──────── Source material

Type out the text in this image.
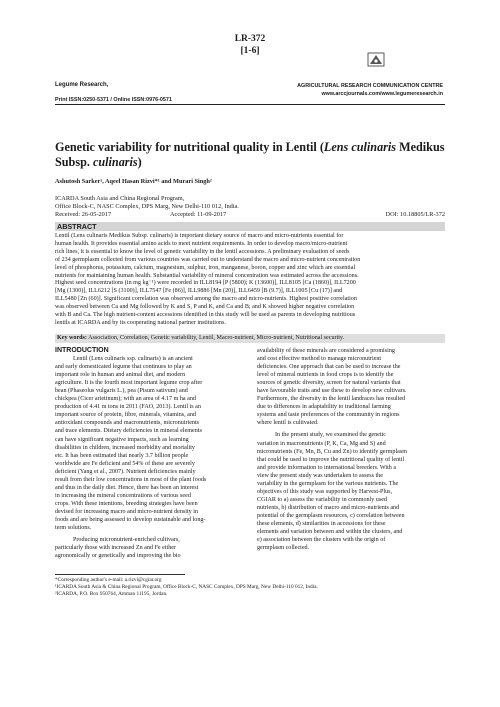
LR-372
[1-6]
Legume Research,
Print ISSN:0250-5371 / Online ISSN:0976-0571
AGRICULTURAL RESEARCH COMMUNICATION CENTRE
www.arccjournals.com/www.legumeresearch.in
Genetic variability for nutritional quality in Lentil (Lens culinaris Medikus Subsp. culinaris)
Ashutosh Sarker¹, Aqeel Hasan Rizvi*¹ and Murari Singh²
ICARDA South Asia and China Regional Program,
Office Block-C, NASC Complex, DPS Marg, New Delhi-110 012, India.
Received: 26-05-2017	Accepted: 11-09-2017	DOI: 10.18805/LR-372
ABSTRACT
Lentil (Lens culinaris Medikus Subsp. culinaris) is important dietary source of macro and micro-nutrients essential for
human health. It provides essential amino acids to meet nutrient requirements. In order to develop macro/micro-nutrient
rich lines, it is essential to know the level of genetic variability in the lentil accessions. A preliminary evaluation of seeds
of 234 germplasm collected from various countries was carried out to understand the macro and micro-nutrient concentration
level of phosphorus, potassium, calcium, magnesium, sulphur, iron, manganese, boron, copper and zinc which are essential
nutrients for maintaining human health. Substantial variability of mineral concentration was estimated across the accessions.
Highest seed concentrations (in mg kg⁻¹) were recorded in ILL8194 [P (5800); K (13600)], ILL8105 [Ca (1860)], ILL7200
[Mg (1300)], ILL6212 [S (3100)], ILL7547 [Fe (86)], ILL9886 [Mn (20)], ILL6459 [B (9.7)], ILL1005 [Cu (17)] and
ILL5480 [Zn (60)]. Significant correlation was observed among the macro and micro-nutrients. Highest positive correlation
was observed between Ca and Mg followed by K and S, P and K, and Ca and B; and K showed higher negative correlation
with B and Ca. The high nutrient-content accessions identified in this study will be used as parents in developing nutritious
lentils at ICARDA and by its cooperating national partner institutions.
Key words: Association, Correlation, Genetic variability, Lentil, Macro-nutrient, Micro-nutrient, Nutritional security.
INTRODUCTION
Lentil (Lens culinaris ssp. culinaris) is an ancient
and early domesticated legume that continues to play an
important role in human and animal diet, and modern
agriculture. It is the fourth most important legume crop after
bean (Phaseolus vulgaris L.), pea (Pisum sativum) and
chickpea (Cicer arietinum); with an area of 4.17 m ha and
production of 4.41 m tons in 2011 (FAO, 2013). Lentil is an
important source of protein, fibre, minerals, vitamins, and
antioxidant compounds and macronutrients, micronutrients
and trace elements. Dietary deficiencies in mineral elements
can have significant negative impacts, such as learning
disabilities in children, increased morbidity and mortality
etc. It has been estimated that nearly 3.7 billion people
worldwide are Fe deficient and 54% of these are severely
deficient (Yang et al., 2007). Nutrient deficiencies mainly
result from their low concentrations in most of the plant foods
and thus in the daily diet. Hence, there has been an interest
in increasing the mineral concentrations of various seed
crops. With these intentions, breeding strategies have been
devised for increasing macro and micro-nutrient density in
foods and are being assessed to develop sustainable and long-
term solutions.

Producing micronutrient-enriched cultivars,
particularly those with increased Zn and Fe either
agronomically or genetically and improving the bio
availability of these minerals are considered a promising
and cost effective method to manage micronutrient
deficiencies. One approach that can be used to increase the
level of mineral nutrients in food crops is to identify the
sources of genetic diversity, screen for natural variants that
have favourable traits and use these to develop new cultivars.
Furthermore, the diversity in the lentil landraces has resulted
due to differences in adaptability to traditional farming
systems and taste preferences of the community in regions
where lentil is cultivated.

In the present study, we examined the genetic
variation in macronutrients (P, K, Ca, Mg and S) and
micronutrients (Fe, Mn, B, Cu and Zn) to identify germplasm
that could be used to improve the nutritional quality of lentil
and provide information to international breeders. With a
view the present study was undertaken to assess the
variability in the germplasm for the various nutrients. The
objectives of this study was supported by Harvest-Plus,
CGIAR to a) assess the variability in commonly used
nutrients, b) distribution of macro and micro-nutrients and
potential of the germplasm resources, c) correlation between
these elements, d) similarities in accessions for these
elements and variation between and within the clusters, and
e) association between the clusters with the origin of
germplasm collected.
*Corresponding author's e-mail: a.rizvi@cgiar.org
¹ICARDA South Asia & China Regional Program, Office Block-C, NASC Complex, DPS Marg, New Delhi-110 012, India.
²ICARDA, P.O. Box 950764, Amman 11195, Jordan.
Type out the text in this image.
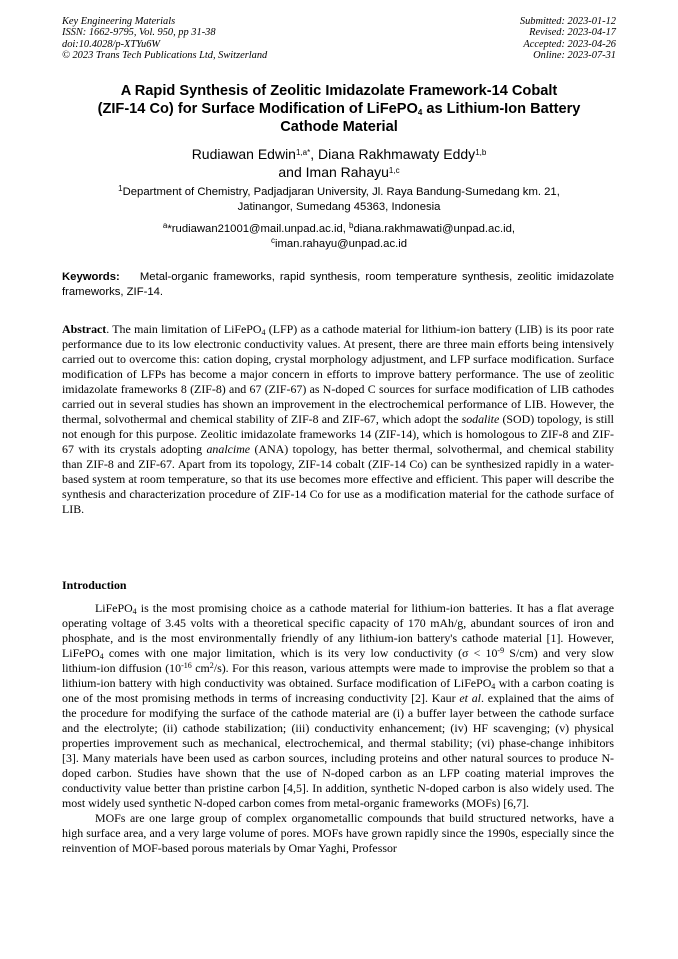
Key Engineering Materials
ISSN: 1662-9795, Vol. 950, pp 31-38
doi:10.4028/p-XTYu6W
© 2023 Trans Tech Publications Ltd, Switzerland
Submitted: 2023-01-12
Revised: 2023-04-17
Accepted: 2023-04-26
Online: 2023-07-31
A Rapid Synthesis of Zeolitic Imidazolate Framework-14 Cobalt
(ZIF-14 Co) for Surface Modification of LiFePO$_4$ as Lithium-Ion Battery
Cathode Material
Rudiawan Edwin$^{1,a*}$, Diana Rakhmawaty Eddy$^{1,b}$
and Iman Rahayu$^{1,c}$
$^1$Department of Chemistry, Padjadjaran University, Jl. Raya Bandung-Sumedang km. 21,
Jatinangor, Sumedang 45363, Indonesia
$^a$*rudiawan21001@mail.unpad.ac.id, $^b$diana.rakhmawati@unpad.ac.id,
$^c$iman.rahayu@unpad.ac.id
Keywords: Metal-organic frameworks, rapid synthesis, room temperature synthesis, zeolitic imidazolate frameworks, ZIF-14.
Abstract. The main limitation of LiFePO$_4$ (LFP) as a cathode material for lithium-ion battery (LIB) is its poor rate performance due to its low electronic conductivity values. At present, there are three main efforts being intensively carried out to overcome this: cation doping, crystal morphology adjustment, and LFP surface modification. Surface modification of LFPs has become a major concern in efforts to improve battery performance. The use of zeolitic imidazolate frameworks 8 (ZIF-8) and 67 (ZIF-67) as N-doped C sources for surface modification of LIB cathodes carried out in several studies has shown an improvement in the electrochemical performance of LIB. However, the thermal, solvothermal and chemical stability of ZIF-8 and ZIF-67, which adopt the sodalite (SOD) topology, is still not enough for this purpose. Zeolitic imidazolate frameworks 14 (ZIF-14), which is homologous to ZIF-8 and ZIF-67 with its crystals adopting analcime (ANA) topology, has better thermal, solvothermal, and chemical stability than ZIF-8 and ZIF-67. Apart from its topology, ZIF-14 cobalt (ZIF-14 Co) can be synthesized rapidly in a water-based system at room temperature, so that its use becomes more effective and efficient. This paper will describe the synthesis and characterization procedure of ZIF-14 Co for use as a modification material for the cathode surface of LIB.
Introduction

LiFePO$_4$ is the most promising choice as a cathode material for lithium-ion batteries. It has a flat average operating voltage of 3.45 volts with a theoretical specific capacity of 170 mAh/g, abundant sources of iron and phosphate, and is the most environmentally friendly of any lithium-ion battery's cathode material [1]. However, LiFePO$_4$ comes with one major limitation, which is its very low conductivity ($\sigma < 10^{-9}$ S/cm) and very slow lithium-ion diffusion ($10^{-16}$ $cm^2/s$). For this reason, various attempts were made to improvise the problem so that a lithium-ion battery with high conductivity was obtained. Surface modification of LiFePO$_4$ with a carbon coating is one of the most promising methods in terms of increasing conductivity [2]. Kaur et al. explained that the aims of the procedure for modifying the surface of the cathode material are (i) a buffer layer between the cathode surface and the electrolyte; (ii) cathode stabilization; (iii) conductivity enhancement; (iv) HF scavenging; (v) physical properties improvement such as mechanical, electrochemical, and thermal stability; (vi) phase-change inhibitors [3]. Many materials have been used as carbon sources, including proteins and other natural sources to produce N-doped carbon. Studies have shown that the use of N-doped carbon as an LFP coating material improves the conductivity value better than pristine carbon [4,5]. In addition, synthetic N-doped carbon is also widely used. The most widely used synthetic N-doped carbon comes from metal-organic frameworks (MOFs) [6,7].

MOFs are one large group of complex organometallic compounds that build structured networks, have a high surface area, and a very large volume of pores. MOFs have grown rapidly since the 1990s, especially since the reinvention of MOF-based porous materials by Omar Yaghi, Professor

────────────────

#### [Aim of the task]
Determine the number of lines in these entries that contain the word "Delhi", and write only that number.

#### [Reply to the task]
2